■ **What you are asked to do**
Return the records that follow unaltered. Omit every picture.

■ **Exercise material**
━━━━━━━━━━━━━━━━━━━━━━━━━━━━━━

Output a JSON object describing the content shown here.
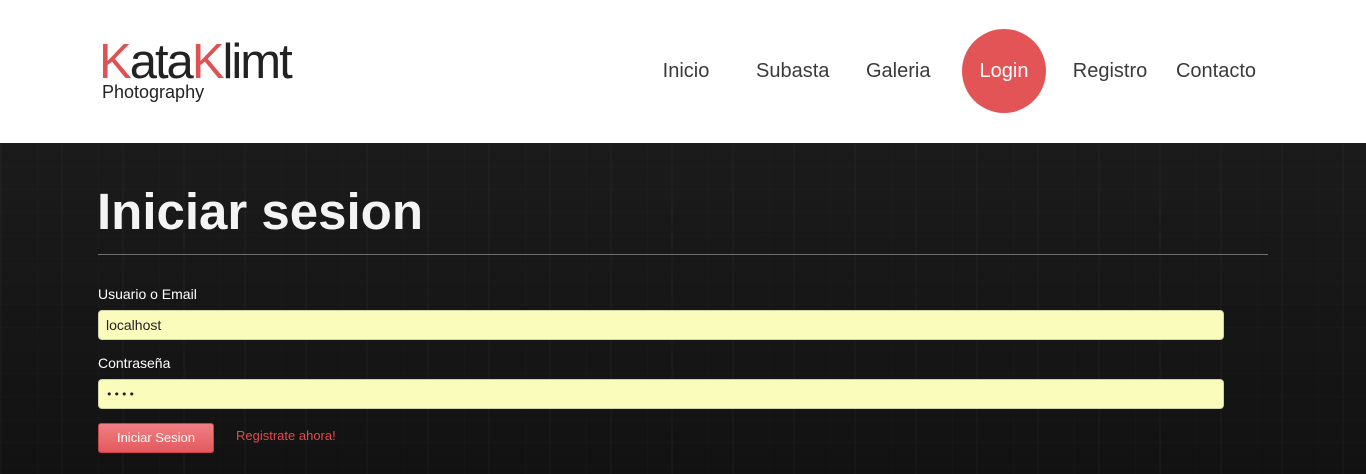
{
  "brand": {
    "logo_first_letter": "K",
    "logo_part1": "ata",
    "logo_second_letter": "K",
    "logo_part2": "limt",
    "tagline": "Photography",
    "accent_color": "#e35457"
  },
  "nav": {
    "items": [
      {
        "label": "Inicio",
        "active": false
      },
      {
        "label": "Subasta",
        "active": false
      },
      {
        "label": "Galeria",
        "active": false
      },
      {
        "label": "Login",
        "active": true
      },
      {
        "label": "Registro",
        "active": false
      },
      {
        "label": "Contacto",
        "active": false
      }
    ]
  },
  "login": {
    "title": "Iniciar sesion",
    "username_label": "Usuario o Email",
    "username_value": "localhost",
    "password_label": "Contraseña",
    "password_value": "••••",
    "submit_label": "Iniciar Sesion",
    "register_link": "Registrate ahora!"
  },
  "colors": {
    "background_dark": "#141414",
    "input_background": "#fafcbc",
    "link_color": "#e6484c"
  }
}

━━━━━━━━━━━━━━━━━━━━━━━━━━━━━━

■ **Final result**
Output a JSON object describing the content shown here.
{
  "brand": {
    "logo_first_letter": "K",
    "logo_part1": "ata",
    "logo_second_letter": "K",
    "logo_part2": "limt",
    "tagline": "Photography",
    "accent_color": "#e35457"
  },
  "nav": {
    "items": [
      {
        "label": "Inicio",
        "active": false
      },
      {
        "label": "Subasta",
        "active": false
      },
      {
        "label": "Galeria",
        "active": false
      },
      {
        "label": "Login",
        "active": true
      },
      {
        "label": "Registro",
        "active": false
      },
      {
        "label": "Contacto",
        "active": false
      }
    ]
  },
  "login": {
    "title": "Iniciar sesion",
    "username_label": "Usuario o Email",
    "username_value": "localhost",
    "password_label": "Contraseña",
    "password_value": "••••",
    "submit_label": "Iniciar Sesion",
    "register_link": "Registrate ahora!"
  },
  "colors": {
    "background_dark": "#141414",
    "input_background": "#fafcbc",
    "link_color": "#e6484c"
  }
}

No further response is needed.